** begin Listed records **

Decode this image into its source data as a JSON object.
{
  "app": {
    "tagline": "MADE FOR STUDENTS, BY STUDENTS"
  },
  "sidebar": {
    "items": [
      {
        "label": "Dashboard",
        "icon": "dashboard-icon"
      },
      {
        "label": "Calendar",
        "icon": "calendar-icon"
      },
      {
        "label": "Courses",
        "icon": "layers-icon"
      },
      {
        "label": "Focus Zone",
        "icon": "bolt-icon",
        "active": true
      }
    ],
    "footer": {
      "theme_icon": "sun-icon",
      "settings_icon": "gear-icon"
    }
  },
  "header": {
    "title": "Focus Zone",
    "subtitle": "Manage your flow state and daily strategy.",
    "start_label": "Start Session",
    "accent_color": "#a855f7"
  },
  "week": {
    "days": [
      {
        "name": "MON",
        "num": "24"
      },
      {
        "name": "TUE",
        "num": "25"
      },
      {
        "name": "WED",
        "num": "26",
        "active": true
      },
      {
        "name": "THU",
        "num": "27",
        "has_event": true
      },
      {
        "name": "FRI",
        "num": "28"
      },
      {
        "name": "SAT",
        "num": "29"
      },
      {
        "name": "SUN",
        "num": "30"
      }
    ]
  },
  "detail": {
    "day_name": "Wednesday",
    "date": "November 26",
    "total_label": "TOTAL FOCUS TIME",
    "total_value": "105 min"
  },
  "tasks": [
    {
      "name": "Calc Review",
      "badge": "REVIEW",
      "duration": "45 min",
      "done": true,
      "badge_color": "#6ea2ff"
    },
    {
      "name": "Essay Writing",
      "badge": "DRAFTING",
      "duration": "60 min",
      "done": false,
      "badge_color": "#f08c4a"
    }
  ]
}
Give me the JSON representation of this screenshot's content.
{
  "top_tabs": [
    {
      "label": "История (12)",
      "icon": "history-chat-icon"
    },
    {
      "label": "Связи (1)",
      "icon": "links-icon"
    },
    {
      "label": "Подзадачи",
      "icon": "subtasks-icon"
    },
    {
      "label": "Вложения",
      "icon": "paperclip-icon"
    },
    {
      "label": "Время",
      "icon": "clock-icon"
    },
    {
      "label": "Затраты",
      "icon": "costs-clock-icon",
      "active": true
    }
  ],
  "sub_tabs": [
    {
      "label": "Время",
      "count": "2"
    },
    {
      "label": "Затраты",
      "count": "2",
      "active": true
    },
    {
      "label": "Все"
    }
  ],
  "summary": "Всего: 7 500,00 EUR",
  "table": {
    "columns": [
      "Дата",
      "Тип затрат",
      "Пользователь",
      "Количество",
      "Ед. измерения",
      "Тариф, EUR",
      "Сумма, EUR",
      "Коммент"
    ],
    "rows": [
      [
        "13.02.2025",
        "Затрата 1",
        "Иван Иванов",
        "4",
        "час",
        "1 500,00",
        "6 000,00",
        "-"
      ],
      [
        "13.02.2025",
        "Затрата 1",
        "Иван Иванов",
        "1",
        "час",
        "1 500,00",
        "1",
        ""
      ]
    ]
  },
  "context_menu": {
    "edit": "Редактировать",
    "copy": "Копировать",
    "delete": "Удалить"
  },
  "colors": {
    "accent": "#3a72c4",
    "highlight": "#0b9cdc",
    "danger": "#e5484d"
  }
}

** end Listed records **

* [Goal of the exercise]
Copy out all of the lines above exactly.

* [Solution to this exercise]
Decode this image into its source data as a JSON object.
{
  "app": {
    "tagline": "MADE FOR STUDENTS, BY STUDENTS"
  },
  "sidebar": {
    "items": [
      {
        "label": "Dashboard",
        "icon": "dashboard-icon"
      },
      {
        "label": "Calendar",
        "icon": "calendar-icon"
      },
      {
        "label": "Courses",
        "icon": "layers-icon"
      },
      {
        "label": "Focus Zone",
        "icon": "bolt-icon",
        "active": true
      }
    ],
    "footer": {
      "theme_icon": "sun-icon",
      "settings_icon": "gear-icon"
    }
  },
  "header": {
    "title": "Focus Zone",
    "subtitle": "Manage your flow state and daily strategy.",
    "start_label": "Start Session",
    "accent_color": "#a855f7"
  },
  "week": {
    "days": [
      {
        "name": "MON",
        "num": "24"
      },
      {
        "name": "TUE",
        "num": "25"
      },
      {
        "name": "WED",
        "num": "26",
        "active": true
      },
      {
        "name": "THU",
        "num": "27",
        "has_event": true
      },
      {
        "name": "FRI",
        "num": "28"
      },
      {
        "name": "SAT",
        "num": "29"
      },
      {
        "name": "SUN",
        "num": "30"
      }
    ]
  },
  "detail": {
    "day_name": "Wednesday",
    "date": "November 26",
    "total_label": "TOTAL FOCUS TIME",
    "total_value": "105 min"
  },
  "tasks": [
    {
      "name": "Calc Review",
      "badge": "REVIEW",
      "duration": "45 min",
      "done": true,
      "badge_color": "#6ea2ff"
    },
    {
      "name": "Essay Writing",
      "badge": "DRAFTING",
      "duration": "60 min",
      "done": false,
      "badge_color": "#f08c4a"
    }
  ]
}
Give me the JSON representation of this screenshot's content.
{
  "top_tabs": [
    {
      "label": "История (12)",
      "icon": "history-chat-icon"
    },
    {
      "label": "Связи (1)",
      "icon": "links-icon"
    },
    {
      "label": "Подзадачи",
      "icon": "subtasks-icon"
    },
    {
      "label": "Вложения",
      "icon": "paperclip-icon"
    },
    {
      "label": "Время",
      "icon": "clock-icon"
    },
    {
      "label": "Затраты",
      "icon": "costs-clock-icon",
      "active": true
    }
  ],
  "sub_tabs": [
    {
      "label": "Время",
      "count": "2"
    },
    {
      "label": "Затраты",
      "count": "2",
      "active": true
    },
    {
      "label": "Все"
    }
  ],
  "summary": "Всего: 7 500,00 EUR",
  "table": {
    "columns": [
      "Дата",
      "Тип затрат",
      "Пользователь",
      "Количество",
      "Ед. измерения",
      "Тариф, EUR",
      "Сумма, EUR",
      "Коммент"
    ],
    "rows": [
      [
        "13.02.2025",
        "Затрата 1",
        "Иван Иванов",
        "4",
        "час",
        "1 500,00",
        "6 000,00",
        "-"
      ],
      [
        "13.02.2025",
        "Затрата 1",
        "Иван Иванов",
        "1",
        "час",
        "1 500,00",
        "1",
        ""
      ]
    ]
  },
  "context_menu": {
    "edit": "Редактировать",
    "copy": "Копировать",
    "delete": "Удалить"
  },
  "colors": {
    "accent": "#3a72c4",
    "highlight": "#0b9cdc",
    "danger": "#e5484d"
  }
}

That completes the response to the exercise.